** Input for this task **

——

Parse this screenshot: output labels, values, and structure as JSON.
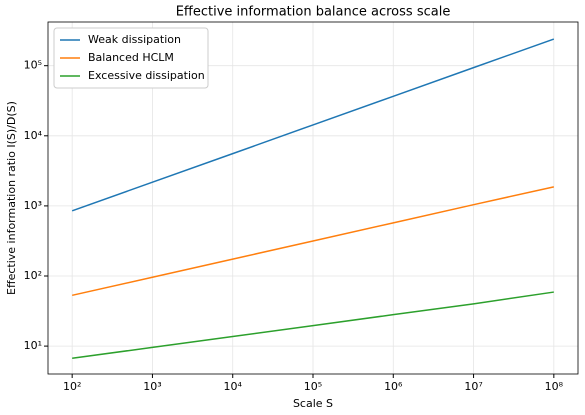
{
  "chart_data": {
    "type": "line",
    "title": "Effective information balance across scale",
    "xlabel": "Scale S",
    "ylabel": "Effective information ratio I(S)/D(S)",
    "x": [
      100,
      1000,
      10000,
      100000,
      1000000,
      10000000,
      100000000
    ],
    "series": [
      {
        "name": "Weak dissipation",
        "color": "#1f77b4",
        "values": [
          850,
          2180,
          5570,
          14300,
          36600,
          93800,
          240000
        ]
      },
      {
        "name": "Balanced HCLM",
        "color": "#ff7f0e",
        "values": [
          53,
          96,
          174,
          316,
          573,
          1040,
          1870
        ]
      },
      {
        "name": "Excessive dissipation",
        "color": "#2ca02c",
        "values": [
          6.7,
          9.6,
          13.7,
          19.6,
          28.1,
          40.1,
          59
        ]
      }
    ],
    "xscale": "log",
    "yscale": "log",
    "xlim": [
      50,
      200000000
    ],
    "ylim": [
      4,
      420000
    ],
    "xticks": [
      {
        "value": 100,
        "label": "10²"
      },
      {
        "value": 1000,
        "label": "10³"
      },
      {
        "value": 10000,
        "label": "10⁴"
      },
      {
        "value": 100000,
        "label": "10⁵"
      },
      {
        "value": 1000000,
        "label": "10⁶"
      },
      {
        "value": 10000000,
        "label": "10⁷"
      },
      {
        "value": 100000000,
        "label": "10⁸"
      }
    ],
    "yticks": [
      {
        "value": 10,
        "label": "10¹"
      },
      {
        "value": 100,
        "label": "10²"
      },
      {
        "value": 1000,
        "label": "10³"
      },
      {
        "value": 10000,
        "label": "10⁴"
      },
      {
        "value": 100000,
        "label": "10⁵"
      }
    ],
    "grid": true,
    "legend": "upper left"
  }
}
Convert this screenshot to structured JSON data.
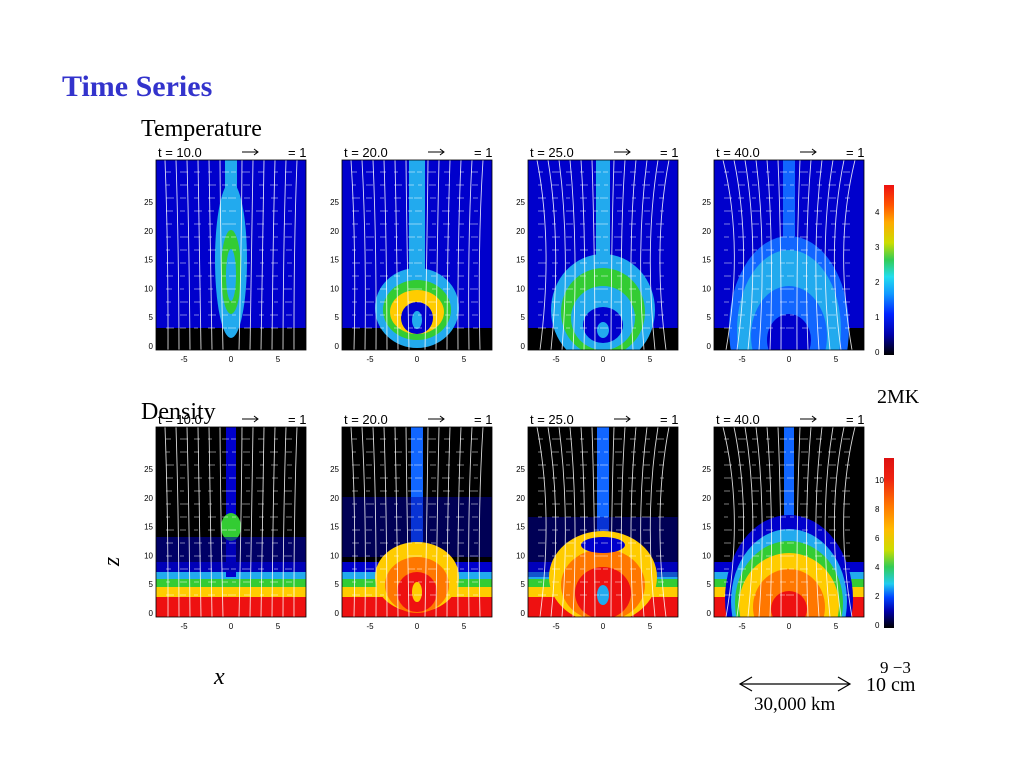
{
  "slide": {
    "title": "Time Series",
    "labels": {
      "temperature": "Temperature",
      "density": "Density",
      "z": "z",
      "x": "x"
    }
  },
  "panels": {
    "times": [
      "t = 10.0",
      "t = 20.0",
      "t = 25.0",
      "t = 40.0"
    ],
    "vector_scale": "= 1",
    "y_ticks": [
      "0",
      "5",
      "10",
      "15",
      "20",
      "25"
    ],
    "x_ticks": [
      "-5",
      "0",
      "5"
    ]
  },
  "temperature_colorbar": {
    "ticks": [
      "0",
      "1",
      "2",
      "3",
      "4"
    ],
    "unit": "2MK"
  },
  "density_colorbar": {
    "ticks": [
      "0",
      "2",
      "4",
      "6",
      "8",
      "10"
    ]
  },
  "scale": {
    "length": "30,000 km",
    "density_unit_base": "10 cm",
    "density_unit_exponents": "9  −3"
  },
  "colors": {
    "title": "#3333cc",
    "plasma_dark": "#000000",
    "plasma_blue": "#0000cc",
    "plasma_cyan": "#22aaee",
    "plasma_green": "#33cc33",
    "plasma_yellow": "#ffcc00",
    "plasma_red": "#ee1111"
  }
}
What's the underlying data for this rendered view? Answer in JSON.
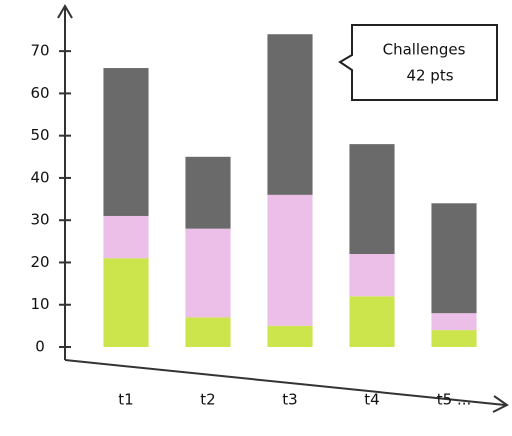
{
  "chart_data": {
    "type": "stacked_bar",
    "categories": [
      "t1",
      "t2",
      "t3",
      "t4",
      "t5 ..."
    ],
    "series": [
      {
        "color": "#c8e23a",
        "values": [
          21,
          7,
          5,
          12,
          4
        ]
      },
      {
        "color": "#eab8e6",
        "values": [
          10,
          21,
          31,
          10,
          4
        ]
      },
      {
        "color": "#5a5a5a",
        "values": [
          35,
          17,
          38,
          26,
          26
        ]
      }
    ],
    "ylim": [
      0,
      75
    ],
    "yticks": [
      0,
      10,
      20,
      30,
      40,
      50,
      60,
      70
    ],
    "grid": false,
    "annotation": {
      "title": "Challenges",
      "text": "42 pts"
    }
  }
}
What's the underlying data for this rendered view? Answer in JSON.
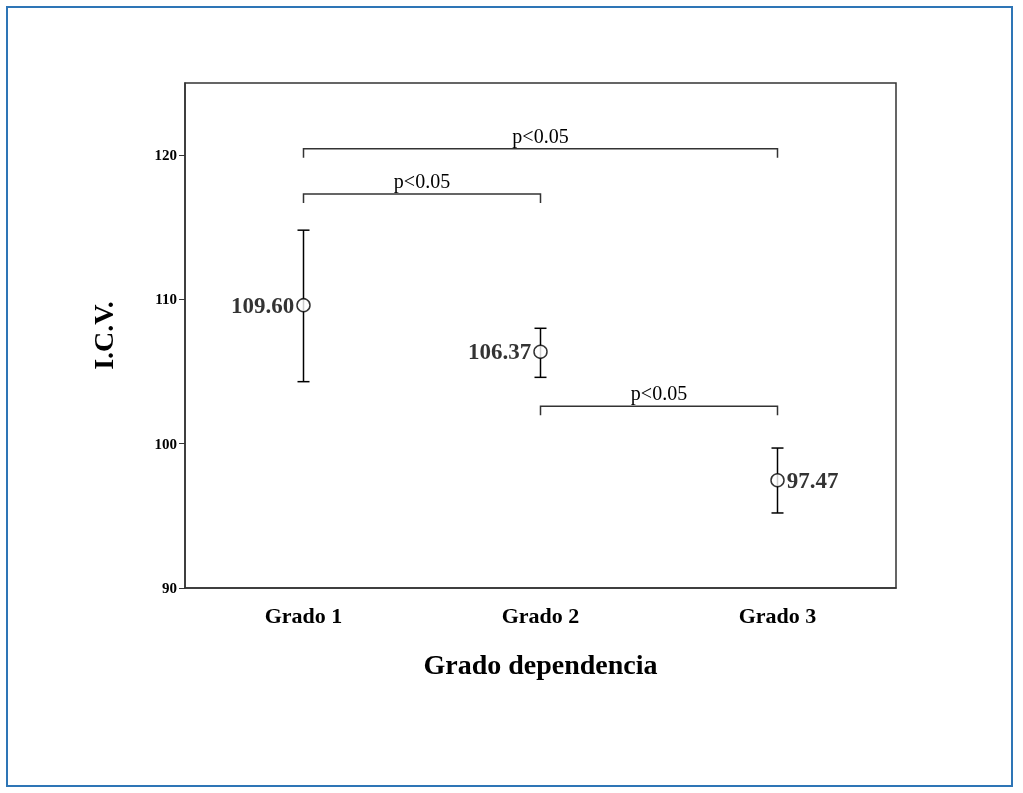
{
  "chart_data": {
    "type": "scatter",
    "xlabel": "Grado dependencia",
    "ylabel": "I.C.V.",
    "categories": [
      "Grado 1",
      "Grado 2",
      "Grado 3"
    ],
    "values": [
      109.6,
      106.37,
      97.47
    ],
    "errors": [
      [
        104.3,
        114.8
      ],
      [
        104.6,
        108.0
      ],
      [
        95.2,
        99.7
      ]
    ],
    "value_labels": [
      "109.60",
      "106.37",
      "97.47"
    ],
    "color": "#000000",
    "marker": "circle",
    "grid": false,
    "ylim": [
      90,
      125
    ],
    "yticks": [
      90,
      100,
      110,
      120
    ],
    "annotations": [
      "p<0.05",
      "p<0.05",
      "p<0.05"
    ]
  }
}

——

** Problem **
Output all of the records exactly as they appear above, but not the pictures.

** Finished answer **
Parse this screenshot: output labels, values, and structure as JSON.
{
  "chart_data": {
    "type": "line",
    "title": "Effective information balance across scale",
    "xlabel": "Scale S",
    "ylabel": "Effective information ratio I(S)/D(S)",
    "x": [
      100,
      1000,
      10000,
      100000,
      1000000,
      10000000,
      100000000
    ],
    "series": [
      {
        "name": "Weak dissipation",
        "color": "#1f77b4",
        "values": [
          850,
          2180,
          5570,
          14300,
          36600,
          93800,
          240000
        ]
      },
      {
        "name": "Balanced HCLM",
        "color": "#ff7f0e",
        "values": [
          53,
          96,
          174,
          316,
          573,
          1040,
          1870
        ]
      },
      {
        "name": "Excessive dissipation",
        "color": "#2ca02c",
        "values": [
          6.7,
          9.6,
          13.7,
          19.6,
          28.1,
          40.1,
          59
        ]
      }
    ],
    "xscale": "log",
    "yscale": "log",
    "xlim": [
      50,
      200000000
    ],
    "ylim": [
      4,
      420000
    ],
    "xticks": [
      {
        "value": 100,
        "label": "10²"
      },
      {
        "value": 1000,
        "label": "10³"
      },
      {
        "value": 10000,
        "label": "10⁴"
      },
      {
        "value": 100000,
        "label": "10⁵"
      },
      {
        "value": 1000000,
        "label": "10⁶"
      },
      {
        "value": 10000000,
        "label": "10⁷"
      },
      {
        "value": 100000000,
        "label": "10⁸"
      }
    ],
    "yticks": [
      {
        "value": 10,
        "label": "10¹"
      },
      {
        "value": 100,
        "label": "10²"
      },
      {
        "value": 1000,
        "label": "10³"
      },
      {
        "value": 10000,
        "label": "10⁴"
      },
      {
        "value": 100000,
        "label": "10⁵"
      }
    ],
    "grid": true,
    "legend": "upper left"
  }
}
Convert this screenshot to structured JSON data.
{
  "slide": {
    "title": "Time Series",
    "labels": {
      "temperature": "Temperature",
      "density": "Density",
      "z": "z",
      "x": "x"
    }
  },
  "panels": {
    "times": [
      "t = 10.0",
      "t = 20.0",
      "t = 25.0",
      "t = 40.0"
    ],
    "vector_scale": "= 1",
    "y_ticks": [
      "0",
      "5",
      "10",
      "15",
      "20",
      "25"
    ],
    "x_ticks": [
      "-5",
      "0",
      "5"
    ]
  },
  "temperature_colorbar": {
    "ticks": [
      "0",
      "1",
      "2",
      "3",
      "4"
    ],
    "unit": "2MK"
  },
  "density_colorbar": {
    "ticks": [
      "0",
      "2",
      "4",
      "6",
      "8",
      "10"
    ]
  },
  "scale": {
    "length": "30,000 km",
    "density_unit_base": "10 cm",
    "density_unit_exponents": "9  −3"
  },
  "colors": {
    "title": "#3333cc",
    "plasma_dark": "#000000",
    "plasma_blue": "#0000cc",
    "plasma_cyan": "#22aaee",
    "plasma_green": "#33cc33",
    "plasma_yellow": "#ffcc00",
    "plasma_red": "#ee1111"
  }
}
What's the underlying data for this rendered view? Answer in JSON.
{
  "chart_data": {
    "type": "stacked_bar",
    "categories": [
      "t1",
      "t2",
      "t3",
      "t4",
      "t5 ..."
    ],
    "series": [
      {
        "color": "#c8e23a",
        "values": [
          21,
          7,
          5,
          12,
          4
        ]
      },
      {
        "color": "#eab8e6",
        "values": [
          10,
          21,
          31,
          10,
          4
        ]
      },
      {
        "color": "#5a5a5a",
        "values": [
          35,
          17,
          38,
          26,
          26
        ]
      }
    ],
    "ylim": [
      0,
      75
    ],
    "yticks": [
      0,
      10,
      20,
      30,
      40,
      50,
      60,
      70
    ],
    "grid": false,
    "annotation": {
      "title": "Challenges",
      "text": "42 pts"
    }
  }
}
What's the underlying data for this rendered view? Answer in JSON.
{
  "chart_data": {
    "type": "scatter",
    "xlabel": "Grado dependencia",
    "ylabel": "I.C.V.",
    "categories": [
      "Grado 1",
      "Grado 2",
      "Grado 3"
    ],
    "values": [
      109.6,
      106.37,
      97.47
    ],
    "errors": [
      [
        104.3,
        114.8
      ],
      [
        104.6,
        108.0
      ],
      [
        95.2,
        99.7
      ]
    ],
    "value_labels": [
      "109.60",
      "106.37",
      "97.47"
    ],
    "color": "#000000",
    "marker": "circle",
    "grid": false,
    "ylim": [
      90,
      125
    ],
    "yticks": [
      90,
      100,
      110,
      120
    ],
    "annotations": [
      "p<0.05",
      "p<0.05",
      "p<0.05"
    ]
  }
}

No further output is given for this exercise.